# Written problem
Please transcribe the data that follows without the pictures, keeping every word the same.

##############################

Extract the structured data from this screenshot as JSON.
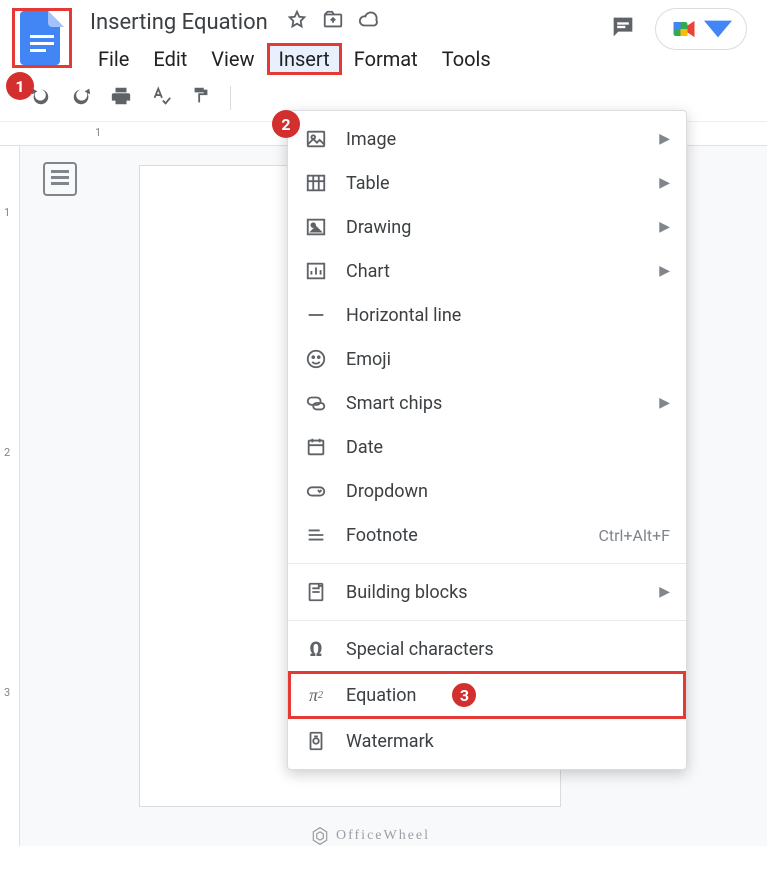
{
  "document": {
    "title": "Inserting Equation"
  },
  "menubar": {
    "file": "File",
    "edit": "Edit",
    "view": "View",
    "insert": "Insert",
    "format": "Format",
    "tools": "Tools"
  },
  "ruler": {
    "label1": "1"
  },
  "vruler": {
    "v1": "1",
    "v2": "2",
    "v3": "3"
  },
  "insert_menu": {
    "image": {
      "label": "Image",
      "has_sub": true
    },
    "table": {
      "label": "Table",
      "has_sub": true
    },
    "drawing": {
      "label": "Drawing",
      "has_sub": true
    },
    "chart": {
      "label": "Chart",
      "has_sub": true
    },
    "hline": {
      "label": "Horizontal line",
      "has_sub": false
    },
    "emoji": {
      "label": "Emoji",
      "has_sub": false
    },
    "smartchips": {
      "label": "Smart chips",
      "has_sub": true
    },
    "date": {
      "label": "Date",
      "has_sub": false
    },
    "dropdown": {
      "label": "Dropdown",
      "has_sub": false
    },
    "footnote": {
      "label": "Footnote",
      "shortcut": "Ctrl+Alt+F",
      "has_sub": false
    },
    "blocks": {
      "label": "Building blocks",
      "has_sub": true
    },
    "specialchars": {
      "label": "Special characters",
      "has_sub": false
    },
    "equation": {
      "label": "Equation",
      "has_sub": false
    },
    "watermark": {
      "label": "Watermark",
      "has_sub": false
    }
  },
  "annotations": {
    "step1": "1",
    "step2": "2",
    "step3": "3"
  },
  "brand_watermark": "OfficeWheel"
}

##############################

# Written solution
Extract the structured data from this screenshot as JSON.
{
  "document": {
    "title": "Inserting Equation"
  },
  "menubar": {
    "file": "File",
    "edit": "Edit",
    "view": "View",
    "insert": "Insert",
    "format": "Format",
    "tools": "Tools"
  },
  "ruler": {
    "label1": "1"
  },
  "vruler": {
    "v1": "1",
    "v2": "2",
    "v3": "3"
  },
  "insert_menu": {
    "image": {
      "label": "Image",
      "has_sub": true
    },
    "table": {
      "label": "Table",
      "has_sub": true
    },
    "drawing": {
      "label": "Drawing",
      "has_sub": true
    },
    "chart": {
      "label": "Chart",
      "has_sub": true
    },
    "hline": {
      "label": "Horizontal line",
      "has_sub": false
    },
    "emoji": {
      "label": "Emoji",
      "has_sub": false
    },
    "smartchips": {
      "label": "Smart chips",
      "has_sub": true
    },
    "date": {
      "label": "Date",
      "has_sub": false
    },
    "dropdown": {
      "label": "Dropdown",
      "has_sub": false
    },
    "footnote": {
      "label": "Footnote",
      "shortcut": "Ctrl+Alt+F",
      "has_sub": false
    },
    "blocks": {
      "label": "Building blocks",
      "has_sub": true
    },
    "specialchars": {
      "label": "Special characters",
      "has_sub": false
    },
    "equation": {
      "label": "Equation",
      "has_sub": false
    },
    "watermark": {
      "label": "Watermark",
      "has_sub": false
    }
  },
  "annotations": {
    "step1": "1",
    "step2": "2",
    "step3": "3"
  },
  "brand_watermark": "OfficeWheel"
}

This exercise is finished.